** START OF Exercise inputs **

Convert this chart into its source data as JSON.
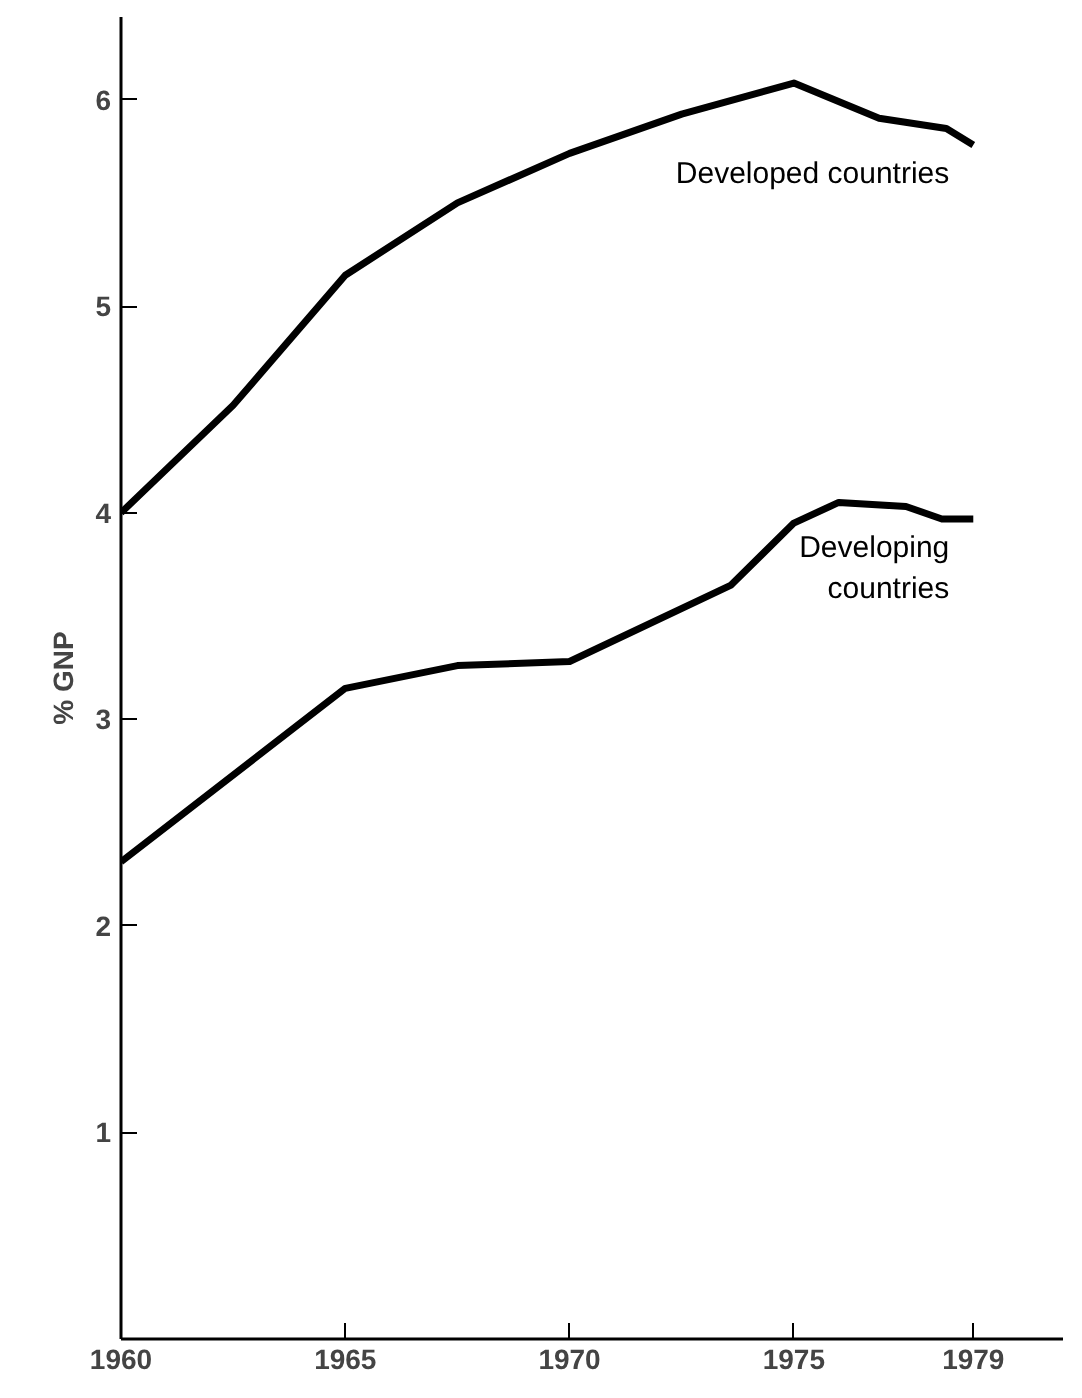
{
  "chart_data": {
    "type": "line",
    "ylabel": "% GNP",
    "series": [
      {
        "name": "Developed countries",
        "color": "#000000",
        "x": [
          1960,
          1962.5,
          1965,
          1967.5,
          1970,
          1972.5,
          1975,
          1976.9,
          1978.4,
          1979
        ],
        "values": [
          4.0,
          4.52,
          5.15,
          5.5,
          5.74,
          5.93,
          6.08,
          5.91,
          5.86,
          5.78
        ]
      },
      {
        "name": "Developing\ncountries",
        "color": "#000000",
        "x": [
          1960,
          1965,
          1967.5,
          1970,
          1973.6,
          1975,
          1976,
          1977.5,
          1978.3,
          1979
        ],
        "values": [
          2.31,
          3.15,
          3.26,
          3.28,
          3.65,
          3.95,
          4.05,
          4.03,
          3.97,
          3.97
        ]
      }
    ],
    "xlim": [
      1960,
      1981
    ],
    "ylim": [
      0,
      6.4
    ],
    "xticks": [
      1960,
      1965,
      1970,
      1975,
      1979
    ],
    "yticks": [
      1,
      2,
      3,
      4,
      5,
      6
    ],
    "grid": false,
    "marker": "none",
    "line_style": "solid"
  }
}
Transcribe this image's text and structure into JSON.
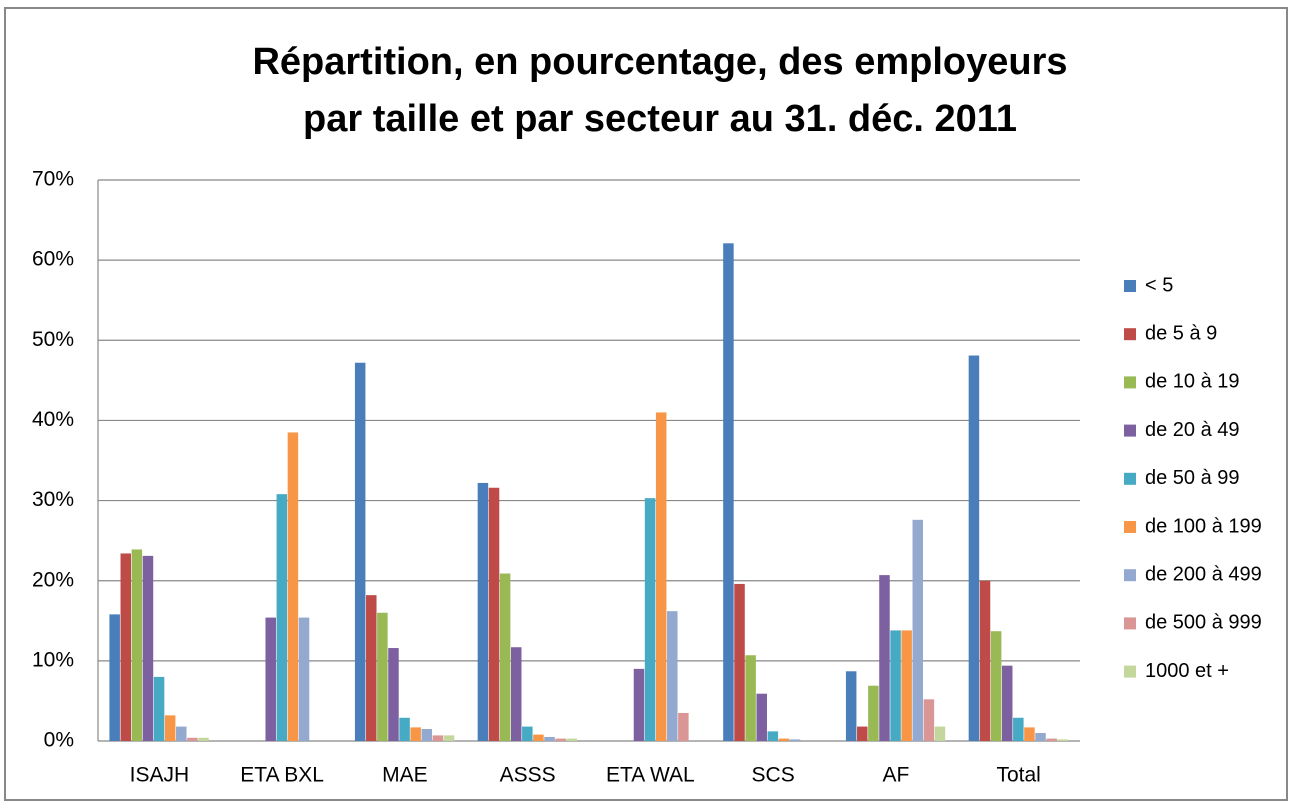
{
  "chart_data": {
    "type": "bar",
    "title": [
      "Répartition, en pourcentage, des employeurs",
      "par taille et par secteur au 31. déc. 2011"
    ],
    "categories": [
      "ISAJH",
      "ETA BXL",
      "MAE",
      "ASSS",
      "ETA WAL",
      "SCS",
      "AF",
      "Total"
    ],
    "series": [
      {
        "name": "< 5",
        "color": "#4a7ebb",
        "values": [
          15.8,
          0,
          47.2,
          32.2,
          0,
          62.1,
          8.7,
          48.1
        ]
      },
      {
        "name": "de 5 à 9",
        "color": "#be4b48",
        "values": [
          23.4,
          0,
          18.2,
          31.6,
          0,
          19.6,
          1.8,
          20.0
        ]
      },
      {
        "name": "de 10 à 19",
        "color": "#98b954",
        "values": [
          23.9,
          0,
          16.0,
          20.9,
          0,
          10.7,
          6.9,
          13.7
        ]
      },
      {
        "name": "de 20 à 49",
        "color": "#7d60a0",
        "values": [
          23.1,
          15.4,
          11.6,
          11.7,
          9.0,
          5.9,
          20.7,
          9.4
        ]
      },
      {
        "name": "de 50 à 99",
        "color": "#46aac5",
        "values": [
          8.0,
          30.8,
          2.9,
          1.8,
          30.3,
          1.2,
          13.8,
          2.9
        ]
      },
      {
        "name": "de 100 à 199",
        "color": "#f79646",
        "values": [
          3.2,
          38.5,
          1.7,
          0.8,
          41.0,
          0.3,
          13.8,
          1.7
        ]
      },
      {
        "name": "de 200 à 499",
        "color": "#93a9d0",
        "values": [
          1.8,
          15.4,
          1.5,
          0.5,
          16.2,
          0.2,
          27.6,
          1.0
        ]
      },
      {
        "name": "de 500 à 999",
        "color": "#d99694",
        "values": [
          0.4,
          0,
          0.7,
          0.3,
          3.5,
          0,
          5.2,
          0.3
        ]
      },
      {
        "name": "1000 et +",
        "color": "#c3d69b",
        "values": [
          0.4,
          0,
          0.7,
          0.3,
          0,
          0,
          1.8,
          0.2
        ]
      }
    ],
    "ylim": [
      0,
      70
    ],
    "yticks": [
      {
        "value": 0,
        "label": "0%"
      },
      {
        "value": 10,
        "label": "10%"
      },
      {
        "value": 20,
        "label": "20%"
      },
      {
        "value": 30,
        "label": "30%"
      },
      {
        "value": 40,
        "label": "40%"
      },
      {
        "value": 50,
        "label": "50%"
      },
      {
        "value": 60,
        "label": "60%"
      },
      {
        "value": 70,
        "label": "70%"
      }
    ],
    "grid": true,
    "legend": "right"
  }
}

** END OF Exercise inputs **

▸ Exercise description:
Repeat the material above word for word, please, apart from its images.

▸ Complete answer:
Convert this chart into its source data as JSON.
{
  "chart_data": {
    "type": "line",
    "ylabel": "% GNP",
    "series": [
      {
        "name": "Developed countries",
        "color": "#000000",
        "x": [
          1960,
          1962.5,
          1965,
          1967.5,
          1970,
          1972.5,
          1975,
          1976.9,
          1978.4,
          1979
        ],
        "values": [
          4.0,
          4.52,
          5.15,
          5.5,
          5.74,
          5.93,
          6.08,
          5.91,
          5.86,
          5.78
        ]
      },
      {
        "name": "Developing\ncountries",
        "color": "#000000",
        "x": [
          1960,
          1965,
          1967.5,
          1970,
          1973.6,
          1975,
          1976,
          1977.5,
          1978.3,
          1979
        ],
        "values": [
          2.31,
          3.15,
          3.26,
          3.28,
          3.65,
          3.95,
          4.05,
          4.03,
          3.97,
          3.97
        ]
      }
    ],
    "xlim": [
      1960,
      1981
    ],
    "ylim": [
      0,
      6.4
    ],
    "xticks": [
      1960,
      1965,
      1970,
      1975,
      1979
    ],
    "yticks": [
      1,
      2,
      3,
      4,
      5,
      6
    ],
    "grid": false,
    "marker": "none",
    "line_style": "solid"
  }
}
Transcribe this image's text and structure into JSON.
{
  "chart_data": {
    "type": "bar",
    "title": [
      "Répartition, en pourcentage, des employeurs",
      "par taille et par secteur au 31. déc. 2011"
    ],
    "categories": [
      "ISAJH",
      "ETA BXL",
      "MAE",
      "ASSS",
      "ETA WAL",
      "SCS",
      "AF",
      "Total"
    ],
    "series": [
      {
        "name": "< 5",
        "color": "#4a7ebb",
        "values": [
          15.8,
          0,
          47.2,
          32.2,
          0,
          62.1,
          8.7,
          48.1
        ]
      },
      {
        "name": "de 5 à 9",
        "color": "#be4b48",
        "values": [
          23.4,
          0,
          18.2,
          31.6,
          0,
          19.6,
          1.8,
          20.0
        ]
      },
      {
        "name": "de 10 à 19",
        "color": "#98b954",
        "values": [
          23.9,
          0,
          16.0,
          20.9,
          0,
          10.7,
          6.9,
          13.7
        ]
      },
      {
        "name": "de 20 à 49",
        "color": "#7d60a0",
        "values": [
          23.1,
          15.4,
          11.6,
          11.7,
          9.0,
          5.9,
          20.7,
          9.4
        ]
      },
      {
        "name": "de 50 à 99",
        "color": "#46aac5",
        "values": [
          8.0,
          30.8,
          2.9,
          1.8,
          30.3,
          1.2,
          13.8,
          2.9
        ]
      },
      {
        "name": "de 100 à 199",
        "color": "#f79646",
        "values": [
          3.2,
          38.5,
          1.7,
          0.8,
          41.0,
          0.3,
          13.8,
          1.7
        ]
      },
      {
        "name": "de 200 à 499",
        "color": "#93a9d0",
        "values": [
          1.8,
          15.4,
          1.5,
          0.5,
          16.2,
          0.2,
          27.6,
          1.0
        ]
      },
      {
        "name": "de 500 à 999",
        "color": "#d99694",
        "values": [
          0.4,
          0,
          0.7,
          0.3,
          3.5,
          0,
          5.2,
          0.3
        ]
      },
      {
        "name": "1000 et +",
        "color": "#c3d69b",
        "values": [
          0.4,
          0,
          0.7,
          0.3,
          0,
          0,
          1.8,
          0.2
        ]
      }
    ],
    "ylim": [
      0,
      70
    ],
    "yticks": [
      {
        "value": 0,
        "label": "0%"
      },
      {
        "value": 10,
        "label": "10%"
      },
      {
        "value": 20,
        "label": "20%"
      },
      {
        "value": 30,
        "label": "30%"
      },
      {
        "value": 40,
        "label": "40%"
      },
      {
        "value": 50,
        "label": "50%"
      },
      {
        "value": 60,
        "label": "60%"
      },
      {
        "value": 70,
        "label": "70%"
      }
    ],
    "grid": true,
    "legend": "right"
  }
}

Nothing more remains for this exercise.